Goal of the exercise:
State the number of lines in these records that include the word "вычета", and add nothing to it.

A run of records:
------------------------------------------------

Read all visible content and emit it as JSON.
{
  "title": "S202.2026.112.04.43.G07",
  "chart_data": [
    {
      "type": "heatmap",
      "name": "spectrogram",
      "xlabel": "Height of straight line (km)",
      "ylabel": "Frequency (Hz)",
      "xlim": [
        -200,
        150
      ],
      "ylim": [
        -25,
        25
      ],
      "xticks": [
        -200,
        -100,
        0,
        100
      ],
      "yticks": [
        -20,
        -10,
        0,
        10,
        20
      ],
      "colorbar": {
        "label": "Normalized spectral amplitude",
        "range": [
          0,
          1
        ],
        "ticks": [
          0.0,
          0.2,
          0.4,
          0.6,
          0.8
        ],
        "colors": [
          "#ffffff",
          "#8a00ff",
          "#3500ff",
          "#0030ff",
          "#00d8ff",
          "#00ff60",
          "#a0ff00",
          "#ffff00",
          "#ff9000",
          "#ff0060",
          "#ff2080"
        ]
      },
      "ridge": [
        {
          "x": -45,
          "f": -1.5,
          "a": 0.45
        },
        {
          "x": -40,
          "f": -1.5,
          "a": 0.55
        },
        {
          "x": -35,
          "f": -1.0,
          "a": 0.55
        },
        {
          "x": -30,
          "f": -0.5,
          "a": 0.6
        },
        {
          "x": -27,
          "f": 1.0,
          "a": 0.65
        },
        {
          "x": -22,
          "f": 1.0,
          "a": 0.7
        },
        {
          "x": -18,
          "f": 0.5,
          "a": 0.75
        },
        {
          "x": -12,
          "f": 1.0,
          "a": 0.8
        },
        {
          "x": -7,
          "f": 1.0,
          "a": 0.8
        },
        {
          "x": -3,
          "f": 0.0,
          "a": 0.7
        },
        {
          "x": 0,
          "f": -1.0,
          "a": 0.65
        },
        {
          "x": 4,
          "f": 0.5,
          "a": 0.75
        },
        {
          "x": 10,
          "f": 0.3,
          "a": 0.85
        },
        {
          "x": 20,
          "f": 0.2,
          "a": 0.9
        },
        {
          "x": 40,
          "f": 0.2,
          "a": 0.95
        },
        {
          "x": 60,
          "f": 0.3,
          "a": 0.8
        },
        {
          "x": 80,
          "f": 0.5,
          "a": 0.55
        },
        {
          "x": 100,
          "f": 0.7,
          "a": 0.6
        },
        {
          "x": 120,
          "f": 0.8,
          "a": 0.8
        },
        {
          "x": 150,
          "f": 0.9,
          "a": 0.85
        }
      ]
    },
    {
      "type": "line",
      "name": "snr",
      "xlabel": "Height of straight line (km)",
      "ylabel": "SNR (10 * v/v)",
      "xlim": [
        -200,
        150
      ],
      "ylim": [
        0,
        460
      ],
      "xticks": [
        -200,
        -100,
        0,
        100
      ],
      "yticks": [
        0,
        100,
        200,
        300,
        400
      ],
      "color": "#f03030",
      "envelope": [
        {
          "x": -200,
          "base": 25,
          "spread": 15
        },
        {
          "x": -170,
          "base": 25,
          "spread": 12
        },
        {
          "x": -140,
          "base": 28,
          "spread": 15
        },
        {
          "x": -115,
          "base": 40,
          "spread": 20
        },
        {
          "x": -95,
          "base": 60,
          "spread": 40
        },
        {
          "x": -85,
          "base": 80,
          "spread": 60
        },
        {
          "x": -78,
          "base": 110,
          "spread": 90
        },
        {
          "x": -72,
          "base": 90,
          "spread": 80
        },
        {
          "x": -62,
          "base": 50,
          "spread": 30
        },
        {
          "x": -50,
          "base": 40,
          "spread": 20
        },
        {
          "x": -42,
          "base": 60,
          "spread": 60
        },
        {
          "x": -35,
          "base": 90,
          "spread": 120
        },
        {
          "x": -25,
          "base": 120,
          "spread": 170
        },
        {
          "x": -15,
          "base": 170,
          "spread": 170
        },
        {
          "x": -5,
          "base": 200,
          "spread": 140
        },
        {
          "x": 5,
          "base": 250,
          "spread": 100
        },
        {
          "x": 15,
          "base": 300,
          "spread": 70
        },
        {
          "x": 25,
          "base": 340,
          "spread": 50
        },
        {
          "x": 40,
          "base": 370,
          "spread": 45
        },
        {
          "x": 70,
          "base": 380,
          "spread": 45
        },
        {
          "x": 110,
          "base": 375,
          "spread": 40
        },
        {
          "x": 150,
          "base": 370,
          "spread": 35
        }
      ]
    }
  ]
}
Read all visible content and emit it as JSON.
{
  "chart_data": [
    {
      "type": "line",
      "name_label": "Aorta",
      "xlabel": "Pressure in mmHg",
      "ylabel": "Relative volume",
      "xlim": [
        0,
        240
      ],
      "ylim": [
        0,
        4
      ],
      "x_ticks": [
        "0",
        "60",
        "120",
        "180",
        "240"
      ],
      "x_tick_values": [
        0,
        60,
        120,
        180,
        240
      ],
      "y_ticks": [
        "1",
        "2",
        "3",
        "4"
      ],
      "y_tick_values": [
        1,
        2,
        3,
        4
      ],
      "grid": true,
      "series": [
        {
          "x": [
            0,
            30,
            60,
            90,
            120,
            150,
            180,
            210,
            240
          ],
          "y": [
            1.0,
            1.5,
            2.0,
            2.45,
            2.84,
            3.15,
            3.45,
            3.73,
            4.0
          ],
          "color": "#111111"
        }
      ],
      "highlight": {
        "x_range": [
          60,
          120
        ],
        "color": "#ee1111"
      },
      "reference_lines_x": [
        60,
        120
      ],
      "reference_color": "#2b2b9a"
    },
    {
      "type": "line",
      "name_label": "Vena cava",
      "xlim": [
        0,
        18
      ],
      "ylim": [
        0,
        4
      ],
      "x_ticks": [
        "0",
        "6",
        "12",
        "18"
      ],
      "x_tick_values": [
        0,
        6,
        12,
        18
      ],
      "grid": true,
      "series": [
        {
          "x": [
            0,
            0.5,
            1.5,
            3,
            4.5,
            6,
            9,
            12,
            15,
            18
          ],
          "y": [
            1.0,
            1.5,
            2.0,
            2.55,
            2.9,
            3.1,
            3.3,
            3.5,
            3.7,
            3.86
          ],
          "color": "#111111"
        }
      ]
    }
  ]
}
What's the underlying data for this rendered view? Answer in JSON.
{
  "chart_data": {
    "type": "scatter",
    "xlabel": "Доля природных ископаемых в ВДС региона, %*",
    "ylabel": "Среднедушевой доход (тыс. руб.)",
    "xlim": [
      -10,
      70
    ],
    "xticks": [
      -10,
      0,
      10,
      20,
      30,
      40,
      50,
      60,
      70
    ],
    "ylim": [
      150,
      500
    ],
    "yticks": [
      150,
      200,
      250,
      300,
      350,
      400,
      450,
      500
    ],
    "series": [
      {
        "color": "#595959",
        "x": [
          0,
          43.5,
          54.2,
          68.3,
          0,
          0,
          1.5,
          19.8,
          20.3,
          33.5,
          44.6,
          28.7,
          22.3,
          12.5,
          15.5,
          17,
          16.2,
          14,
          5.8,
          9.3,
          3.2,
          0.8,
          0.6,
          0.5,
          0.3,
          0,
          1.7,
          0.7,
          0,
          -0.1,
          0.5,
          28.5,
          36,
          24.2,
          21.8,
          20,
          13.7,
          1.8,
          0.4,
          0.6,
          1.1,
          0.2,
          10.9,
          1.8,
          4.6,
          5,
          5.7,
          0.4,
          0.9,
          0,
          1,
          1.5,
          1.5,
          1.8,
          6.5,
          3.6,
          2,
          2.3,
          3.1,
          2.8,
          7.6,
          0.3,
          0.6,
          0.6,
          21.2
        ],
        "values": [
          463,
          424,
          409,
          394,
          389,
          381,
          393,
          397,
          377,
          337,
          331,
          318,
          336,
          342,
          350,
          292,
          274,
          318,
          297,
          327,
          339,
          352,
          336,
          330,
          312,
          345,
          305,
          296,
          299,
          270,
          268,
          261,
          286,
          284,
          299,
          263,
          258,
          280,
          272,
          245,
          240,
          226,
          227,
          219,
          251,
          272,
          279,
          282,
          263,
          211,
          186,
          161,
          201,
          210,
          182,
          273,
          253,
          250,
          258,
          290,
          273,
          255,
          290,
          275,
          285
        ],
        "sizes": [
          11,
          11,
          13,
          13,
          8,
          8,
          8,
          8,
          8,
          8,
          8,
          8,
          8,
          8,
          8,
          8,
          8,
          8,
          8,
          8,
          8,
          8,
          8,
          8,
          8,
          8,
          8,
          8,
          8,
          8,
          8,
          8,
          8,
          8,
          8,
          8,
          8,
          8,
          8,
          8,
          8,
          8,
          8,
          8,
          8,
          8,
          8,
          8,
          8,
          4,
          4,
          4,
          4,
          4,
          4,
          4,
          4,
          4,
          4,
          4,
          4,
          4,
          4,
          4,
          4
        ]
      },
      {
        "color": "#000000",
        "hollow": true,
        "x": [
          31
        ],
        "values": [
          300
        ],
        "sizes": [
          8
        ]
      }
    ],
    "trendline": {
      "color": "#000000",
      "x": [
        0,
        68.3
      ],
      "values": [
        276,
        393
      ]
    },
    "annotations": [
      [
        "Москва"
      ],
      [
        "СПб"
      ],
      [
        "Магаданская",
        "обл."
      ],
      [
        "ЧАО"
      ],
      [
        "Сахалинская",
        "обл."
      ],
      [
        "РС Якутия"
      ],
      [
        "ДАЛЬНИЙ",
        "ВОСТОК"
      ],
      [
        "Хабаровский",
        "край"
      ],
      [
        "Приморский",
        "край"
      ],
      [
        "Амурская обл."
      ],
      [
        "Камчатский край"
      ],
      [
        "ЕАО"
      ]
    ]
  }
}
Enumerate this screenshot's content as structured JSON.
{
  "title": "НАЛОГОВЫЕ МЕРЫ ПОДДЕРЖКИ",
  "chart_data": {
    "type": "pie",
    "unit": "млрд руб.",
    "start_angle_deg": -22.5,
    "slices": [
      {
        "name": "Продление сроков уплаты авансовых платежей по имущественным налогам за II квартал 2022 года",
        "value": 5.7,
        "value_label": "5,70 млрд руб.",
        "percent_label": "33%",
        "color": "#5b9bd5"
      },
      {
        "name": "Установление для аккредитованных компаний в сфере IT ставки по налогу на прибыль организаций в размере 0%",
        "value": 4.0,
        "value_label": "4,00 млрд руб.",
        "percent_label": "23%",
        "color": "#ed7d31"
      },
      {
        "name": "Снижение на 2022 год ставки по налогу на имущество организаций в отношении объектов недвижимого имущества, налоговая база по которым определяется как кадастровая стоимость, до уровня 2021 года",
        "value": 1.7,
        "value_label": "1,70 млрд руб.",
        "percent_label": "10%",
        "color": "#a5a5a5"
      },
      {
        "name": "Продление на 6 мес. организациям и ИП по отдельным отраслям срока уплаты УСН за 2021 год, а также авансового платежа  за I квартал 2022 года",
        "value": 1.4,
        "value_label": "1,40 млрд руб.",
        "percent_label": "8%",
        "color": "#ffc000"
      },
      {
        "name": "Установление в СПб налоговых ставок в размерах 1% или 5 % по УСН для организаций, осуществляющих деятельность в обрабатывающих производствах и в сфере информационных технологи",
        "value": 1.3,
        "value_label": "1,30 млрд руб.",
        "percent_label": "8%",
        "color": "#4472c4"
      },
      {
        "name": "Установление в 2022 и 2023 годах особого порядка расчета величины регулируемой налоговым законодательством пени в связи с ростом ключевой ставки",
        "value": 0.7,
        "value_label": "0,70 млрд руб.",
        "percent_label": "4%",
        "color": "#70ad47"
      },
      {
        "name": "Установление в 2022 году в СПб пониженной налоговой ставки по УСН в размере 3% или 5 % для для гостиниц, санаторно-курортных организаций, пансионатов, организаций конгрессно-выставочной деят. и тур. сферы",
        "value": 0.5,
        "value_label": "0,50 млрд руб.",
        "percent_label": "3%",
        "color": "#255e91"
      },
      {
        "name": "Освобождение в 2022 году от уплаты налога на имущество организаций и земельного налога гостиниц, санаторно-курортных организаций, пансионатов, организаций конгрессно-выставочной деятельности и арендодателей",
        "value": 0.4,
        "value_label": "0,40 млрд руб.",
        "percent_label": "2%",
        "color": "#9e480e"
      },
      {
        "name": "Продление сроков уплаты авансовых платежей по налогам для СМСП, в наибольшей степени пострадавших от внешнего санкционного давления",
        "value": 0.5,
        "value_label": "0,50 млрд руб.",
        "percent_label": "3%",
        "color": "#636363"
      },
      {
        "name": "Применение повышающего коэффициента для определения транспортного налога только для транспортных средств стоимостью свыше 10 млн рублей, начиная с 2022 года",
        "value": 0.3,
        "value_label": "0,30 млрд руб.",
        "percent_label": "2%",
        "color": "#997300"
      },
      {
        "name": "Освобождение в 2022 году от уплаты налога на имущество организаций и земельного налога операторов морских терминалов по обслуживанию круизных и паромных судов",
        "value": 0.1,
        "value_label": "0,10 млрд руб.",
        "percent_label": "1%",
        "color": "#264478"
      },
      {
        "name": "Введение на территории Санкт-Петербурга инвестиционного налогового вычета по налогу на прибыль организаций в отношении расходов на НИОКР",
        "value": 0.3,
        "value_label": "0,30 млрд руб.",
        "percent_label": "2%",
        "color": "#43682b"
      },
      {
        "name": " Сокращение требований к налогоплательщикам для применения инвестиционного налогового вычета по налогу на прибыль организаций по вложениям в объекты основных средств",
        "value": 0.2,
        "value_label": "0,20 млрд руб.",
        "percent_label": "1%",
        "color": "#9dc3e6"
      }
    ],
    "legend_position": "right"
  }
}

------------------------------------------------

Exercise answer:
2